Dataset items
......

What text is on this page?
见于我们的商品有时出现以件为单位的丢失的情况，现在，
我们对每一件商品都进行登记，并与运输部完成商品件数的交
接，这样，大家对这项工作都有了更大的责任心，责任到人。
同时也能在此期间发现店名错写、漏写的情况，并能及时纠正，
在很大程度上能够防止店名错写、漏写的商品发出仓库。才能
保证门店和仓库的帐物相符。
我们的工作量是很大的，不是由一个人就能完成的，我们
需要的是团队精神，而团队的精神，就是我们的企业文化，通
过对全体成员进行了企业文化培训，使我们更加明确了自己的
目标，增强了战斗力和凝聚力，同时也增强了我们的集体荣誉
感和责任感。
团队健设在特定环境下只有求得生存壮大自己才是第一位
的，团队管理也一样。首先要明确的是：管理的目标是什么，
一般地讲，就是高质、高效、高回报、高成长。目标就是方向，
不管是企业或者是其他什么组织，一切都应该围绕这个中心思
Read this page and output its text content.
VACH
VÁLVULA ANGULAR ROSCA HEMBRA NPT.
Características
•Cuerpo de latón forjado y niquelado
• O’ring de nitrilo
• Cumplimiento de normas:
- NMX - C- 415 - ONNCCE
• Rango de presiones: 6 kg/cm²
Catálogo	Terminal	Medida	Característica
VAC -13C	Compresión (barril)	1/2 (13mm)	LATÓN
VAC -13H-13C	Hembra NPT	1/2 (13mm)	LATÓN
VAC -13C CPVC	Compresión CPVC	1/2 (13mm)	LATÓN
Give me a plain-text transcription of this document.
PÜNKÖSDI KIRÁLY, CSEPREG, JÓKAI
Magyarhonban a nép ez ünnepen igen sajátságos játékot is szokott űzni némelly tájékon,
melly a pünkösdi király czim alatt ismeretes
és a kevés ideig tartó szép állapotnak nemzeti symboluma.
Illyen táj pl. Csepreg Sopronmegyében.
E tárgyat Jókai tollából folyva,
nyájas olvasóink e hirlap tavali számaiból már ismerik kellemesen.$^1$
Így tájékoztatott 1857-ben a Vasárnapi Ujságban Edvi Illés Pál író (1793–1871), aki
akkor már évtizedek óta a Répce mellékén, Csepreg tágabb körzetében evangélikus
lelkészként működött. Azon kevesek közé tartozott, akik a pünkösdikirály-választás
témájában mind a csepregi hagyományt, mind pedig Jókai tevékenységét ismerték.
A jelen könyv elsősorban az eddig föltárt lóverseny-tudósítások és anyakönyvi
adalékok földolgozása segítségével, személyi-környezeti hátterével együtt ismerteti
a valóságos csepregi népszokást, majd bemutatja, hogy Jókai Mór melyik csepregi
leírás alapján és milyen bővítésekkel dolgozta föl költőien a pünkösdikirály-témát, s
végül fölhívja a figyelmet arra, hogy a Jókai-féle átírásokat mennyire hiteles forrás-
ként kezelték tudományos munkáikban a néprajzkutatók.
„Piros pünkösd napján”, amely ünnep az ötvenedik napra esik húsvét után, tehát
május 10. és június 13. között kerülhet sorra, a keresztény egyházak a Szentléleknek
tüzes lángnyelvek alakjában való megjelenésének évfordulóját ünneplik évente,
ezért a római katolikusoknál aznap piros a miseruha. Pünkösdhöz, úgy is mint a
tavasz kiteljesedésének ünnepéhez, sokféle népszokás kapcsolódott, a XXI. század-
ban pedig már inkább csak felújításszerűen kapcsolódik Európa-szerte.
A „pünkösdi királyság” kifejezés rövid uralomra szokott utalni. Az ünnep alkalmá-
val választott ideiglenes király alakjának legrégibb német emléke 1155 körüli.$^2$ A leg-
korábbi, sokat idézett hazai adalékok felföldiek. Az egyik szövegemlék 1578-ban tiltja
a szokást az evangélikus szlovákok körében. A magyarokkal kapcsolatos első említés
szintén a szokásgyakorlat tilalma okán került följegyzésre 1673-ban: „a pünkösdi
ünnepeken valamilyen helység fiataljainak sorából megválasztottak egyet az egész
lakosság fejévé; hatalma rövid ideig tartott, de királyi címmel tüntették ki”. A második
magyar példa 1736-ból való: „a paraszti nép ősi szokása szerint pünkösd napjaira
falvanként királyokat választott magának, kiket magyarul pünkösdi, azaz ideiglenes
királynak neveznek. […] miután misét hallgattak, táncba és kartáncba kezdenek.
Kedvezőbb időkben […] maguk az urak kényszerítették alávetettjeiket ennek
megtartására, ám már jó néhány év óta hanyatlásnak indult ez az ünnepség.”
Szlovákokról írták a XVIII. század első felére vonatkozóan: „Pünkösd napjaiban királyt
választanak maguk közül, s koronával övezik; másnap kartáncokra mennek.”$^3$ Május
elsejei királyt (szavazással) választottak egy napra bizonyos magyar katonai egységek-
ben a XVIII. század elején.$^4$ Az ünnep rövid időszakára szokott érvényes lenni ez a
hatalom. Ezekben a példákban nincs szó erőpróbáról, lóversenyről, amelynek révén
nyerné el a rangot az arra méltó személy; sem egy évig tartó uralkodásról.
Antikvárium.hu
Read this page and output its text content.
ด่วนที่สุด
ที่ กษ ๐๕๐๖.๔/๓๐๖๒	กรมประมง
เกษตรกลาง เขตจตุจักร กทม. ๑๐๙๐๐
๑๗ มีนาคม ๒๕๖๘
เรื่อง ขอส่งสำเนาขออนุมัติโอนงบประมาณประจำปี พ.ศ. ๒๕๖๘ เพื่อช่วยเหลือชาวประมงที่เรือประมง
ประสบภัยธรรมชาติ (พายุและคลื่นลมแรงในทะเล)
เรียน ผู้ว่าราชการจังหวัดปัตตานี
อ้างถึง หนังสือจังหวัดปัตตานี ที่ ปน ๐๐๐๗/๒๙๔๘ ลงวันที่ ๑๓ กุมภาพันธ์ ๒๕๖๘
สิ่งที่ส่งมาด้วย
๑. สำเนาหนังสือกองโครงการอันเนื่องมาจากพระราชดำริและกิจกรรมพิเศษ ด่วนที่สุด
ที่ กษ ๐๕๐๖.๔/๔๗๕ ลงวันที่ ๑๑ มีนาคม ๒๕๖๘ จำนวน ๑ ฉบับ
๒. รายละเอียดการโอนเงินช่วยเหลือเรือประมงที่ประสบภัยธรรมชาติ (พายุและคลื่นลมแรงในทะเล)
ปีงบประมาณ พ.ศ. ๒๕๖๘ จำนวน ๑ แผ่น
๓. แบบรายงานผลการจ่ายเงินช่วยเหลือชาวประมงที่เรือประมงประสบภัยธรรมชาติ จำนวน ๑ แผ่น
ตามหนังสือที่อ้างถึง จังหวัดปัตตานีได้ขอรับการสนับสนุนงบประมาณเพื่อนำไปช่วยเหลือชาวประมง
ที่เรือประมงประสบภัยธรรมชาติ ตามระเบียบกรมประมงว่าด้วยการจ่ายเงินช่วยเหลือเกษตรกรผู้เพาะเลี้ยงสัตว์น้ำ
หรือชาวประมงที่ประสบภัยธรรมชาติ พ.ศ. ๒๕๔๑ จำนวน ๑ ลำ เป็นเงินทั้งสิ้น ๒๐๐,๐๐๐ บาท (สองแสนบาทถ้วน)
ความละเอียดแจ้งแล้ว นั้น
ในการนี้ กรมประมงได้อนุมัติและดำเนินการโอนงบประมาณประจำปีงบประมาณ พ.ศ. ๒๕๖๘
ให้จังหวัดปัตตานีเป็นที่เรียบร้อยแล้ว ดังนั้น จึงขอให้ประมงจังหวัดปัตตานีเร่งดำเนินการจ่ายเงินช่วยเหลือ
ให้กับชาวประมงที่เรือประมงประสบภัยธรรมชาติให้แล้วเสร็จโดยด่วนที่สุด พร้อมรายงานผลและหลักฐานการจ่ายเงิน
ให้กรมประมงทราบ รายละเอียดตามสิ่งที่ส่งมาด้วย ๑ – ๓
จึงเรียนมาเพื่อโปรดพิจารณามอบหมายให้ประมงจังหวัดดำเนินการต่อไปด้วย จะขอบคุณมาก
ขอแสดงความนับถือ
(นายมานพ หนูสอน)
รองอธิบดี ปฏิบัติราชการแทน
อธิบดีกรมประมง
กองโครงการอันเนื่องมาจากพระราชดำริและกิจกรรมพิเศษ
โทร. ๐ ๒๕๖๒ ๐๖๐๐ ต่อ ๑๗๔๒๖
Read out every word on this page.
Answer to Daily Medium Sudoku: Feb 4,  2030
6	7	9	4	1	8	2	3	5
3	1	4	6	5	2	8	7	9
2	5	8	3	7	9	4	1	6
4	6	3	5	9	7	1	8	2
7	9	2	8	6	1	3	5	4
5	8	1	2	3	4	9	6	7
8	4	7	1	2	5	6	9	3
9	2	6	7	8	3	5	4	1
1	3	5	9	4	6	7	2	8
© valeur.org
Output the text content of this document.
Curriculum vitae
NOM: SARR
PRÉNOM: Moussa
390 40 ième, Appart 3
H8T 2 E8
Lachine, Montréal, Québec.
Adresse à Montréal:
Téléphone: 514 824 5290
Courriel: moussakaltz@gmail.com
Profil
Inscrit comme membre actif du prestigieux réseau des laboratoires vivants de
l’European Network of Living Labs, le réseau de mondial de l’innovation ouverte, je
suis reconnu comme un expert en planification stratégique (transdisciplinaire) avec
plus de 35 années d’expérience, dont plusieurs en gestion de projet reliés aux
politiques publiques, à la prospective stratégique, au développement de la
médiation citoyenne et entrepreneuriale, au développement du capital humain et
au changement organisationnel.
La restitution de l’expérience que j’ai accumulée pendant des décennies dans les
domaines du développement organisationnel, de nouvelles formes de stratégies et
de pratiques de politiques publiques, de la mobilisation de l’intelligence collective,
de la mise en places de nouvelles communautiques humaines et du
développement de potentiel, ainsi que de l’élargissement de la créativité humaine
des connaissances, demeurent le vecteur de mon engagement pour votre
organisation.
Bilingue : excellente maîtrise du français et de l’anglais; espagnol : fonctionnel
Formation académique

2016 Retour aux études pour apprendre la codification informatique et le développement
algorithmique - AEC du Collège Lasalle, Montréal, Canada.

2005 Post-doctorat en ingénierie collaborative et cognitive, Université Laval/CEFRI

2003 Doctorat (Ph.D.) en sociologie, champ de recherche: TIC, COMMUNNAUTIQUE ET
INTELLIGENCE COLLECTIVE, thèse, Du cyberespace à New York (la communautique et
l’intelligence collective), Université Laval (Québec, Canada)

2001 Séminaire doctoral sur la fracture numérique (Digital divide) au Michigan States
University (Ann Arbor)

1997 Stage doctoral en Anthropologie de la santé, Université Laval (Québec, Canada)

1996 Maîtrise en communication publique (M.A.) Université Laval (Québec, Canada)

......

Exercise goal:
Return the lines above, from the one containing "Output the text content of this document." to the end, exactly as they stand.

Exercise response:
Output the text content of this document.
Curriculum vitae
NOM: SARR
PRÉNOM: Moussa
390 40 ième, Appart 3
H8T 2 E8
Lachine, Montréal, Québec.
Adresse à Montréal:
Téléphone: 514 824 5290
Courriel: moussakaltz@gmail.com
Profil
Inscrit comme membre actif du prestigieux réseau des laboratoires vivants de
l’European Network of Living Labs, le réseau de mondial de l’innovation ouverte, je
suis reconnu comme un expert en planification stratégique (transdisciplinaire) avec
plus de 35 années d’expérience, dont plusieurs en gestion de projet reliés aux
politiques publiques, à la prospective stratégique, au développement de la
médiation citoyenne et entrepreneuriale, au développement du capital humain et
au changement organisationnel.
La restitution de l’expérience que j’ai accumulée pendant des décennies dans les
domaines du développement organisationnel, de nouvelles formes de stratégies et
de pratiques de politiques publiques, de la mobilisation de l’intelligence collective,
de la mise en places de nouvelles communautiques humaines et du
développement de potentiel, ainsi que de l’élargissement de la créativité humaine
des connaissances, demeurent le vecteur de mon engagement pour votre
organisation.
Bilingue : excellente maîtrise du français et de l’anglais; espagnol : fonctionnel
Formation académique

2016 Retour aux études pour apprendre la codification informatique et le développement
algorithmique - AEC du Collège Lasalle, Montréal, Canada.

2005 Post-doctorat en ingénierie collaborative et cognitive, Université Laval/CEFRI

2003 Doctorat (Ph.D.) en sociologie, champ de recherche: TIC, COMMUNNAUTIQUE ET
INTELLIGENCE COLLECTIVE, thèse, Du cyberespace à New York (la communautique et
l’intelligence collective), Université Laval (Québec, Canada)

2001 Séminaire doctoral sur la fracture numérique (Digital divide) au Michigan States
University (Ann Arbor)

1997 Stage doctoral en Anthropologie de la santé, Université Laval (Québec, Canada)

1996 Maîtrise en communication publique (M.A.) Université Laval (Québec, Canada)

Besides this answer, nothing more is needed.